**Problem to work on**
Copy each of the entries below faithfully, setting aside any pictures.

Data items

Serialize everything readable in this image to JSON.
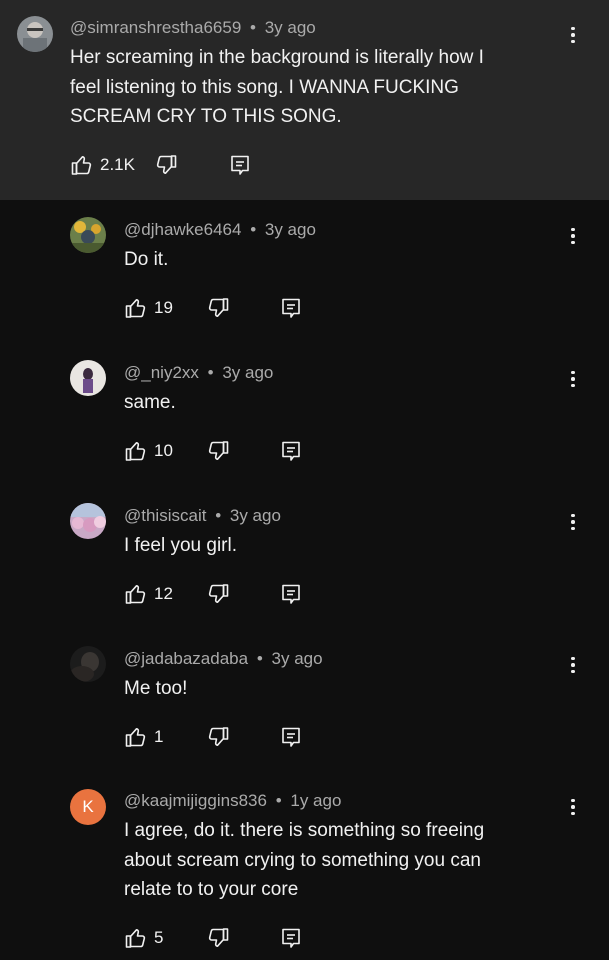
{
  "top_comment": {
    "author": "@simranshrestha6659",
    "time": "3y ago",
    "lines": [
      "Her screaming in the background is literally how I",
      "feel listening to this song. I WANNA FUCKING",
      "SCREAM CRY TO THIS SONG."
    ],
    "likes": "2.1K"
  },
  "replies": [
    {
      "author": "@djhawke6464",
      "time": "3y ago",
      "lines": [
        "Do it."
      ],
      "likes": "19"
    },
    {
      "author": "@_niy2xx",
      "time": "3y ago",
      "lines": [
        "same."
      ],
      "likes": "10"
    },
    {
      "author": "@thisiscait",
      "time": "3y ago",
      "lines": [
        "I feel you girl."
      ],
      "likes": "12"
    },
    {
      "author": "@jadabazadaba",
      "time": "3y ago",
      "lines": [
        "Me too!"
      ],
      "likes": "1"
    },
    {
      "author": "@kaajmijiggins836",
      "time": "1y ago",
      "avatar_letter": "K",
      "lines": [
        "I agree, do it. there is something so freeing",
        "about scream crying to something you can",
        "relate to to your core"
      ],
      "likes": "5"
    }
  ],
  "separator": "•",
  "icons": {
    "like": "thumbs-up-icon",
    "dislike": "thumbs-down-icon",
    "reply": "reply-comment-icon",
    "more": "more-vertical-icon"
  },
  "colors": {
    "background": "#0f0f0f",
    "highlight": "#272727",
    "text": "#f1f1f1",
    "meta": "#aaaaaa",
    "letter_avatar": "#e9733f"
  }
}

**Task answer**
Serialize everything readable in this image to JSON.
{
  "top_comment": {
    "author": "@simranshrestha6659",
    "time": "3y ago",
    "lines": [
      "Her screaming in the background is literally how I",
      "feel listening to this song. I WANNA FUCKING",
      "SCREAM CRY TO THIS SONG."
    ],
    "likes": "2.1K"
  },
  "replies": [
    {
      "author": "@djhawke6464",
      "time": "3y ago",
      "lines": [
        "Do it."
      ],
      "likes": "19"
    },
    {
      "author": "@_niy2xx",
      "time": "3y ago",
      "lines": [
        "same."
      ],
      "likes": "10"
    },
    {
      "author": "@thisiscait",
      "time": "3y ago",
      "lines": [
        "I feel you girl."
      ],
      "likes": "12"
    },
    {
      "author": "@jadabazadaba",
      "time": "3y ago",
      "lines": [
        "Me too!"
      ],
      "likes": "1"
    },
    {
      "author": "@kaajmijiggins836",
      "time": "1y ago",
      "avatar_letter": "K",
      "lines": [
        "I agree, do it. there is something so freeing",
        "about scream crying to something you can",
        "relate to to your core"
      ],
      "likes": "5"
    }
  ],
  "separator": "•",
  "icons": {
    "like": "thumbs-up-icon",
    "dislike": "thumbs-down-icon",
    "reply": "reply-comment-icon",
    "more": "more-vertical-icon"
  },
  "colors": {
    "background": "#0f0f0f",
    "highlight": "#272727",
    "text": "#f1f1f1",
    "meta": "#aaaaaa",
    "letter_avatar": "#e9733f"
  }
}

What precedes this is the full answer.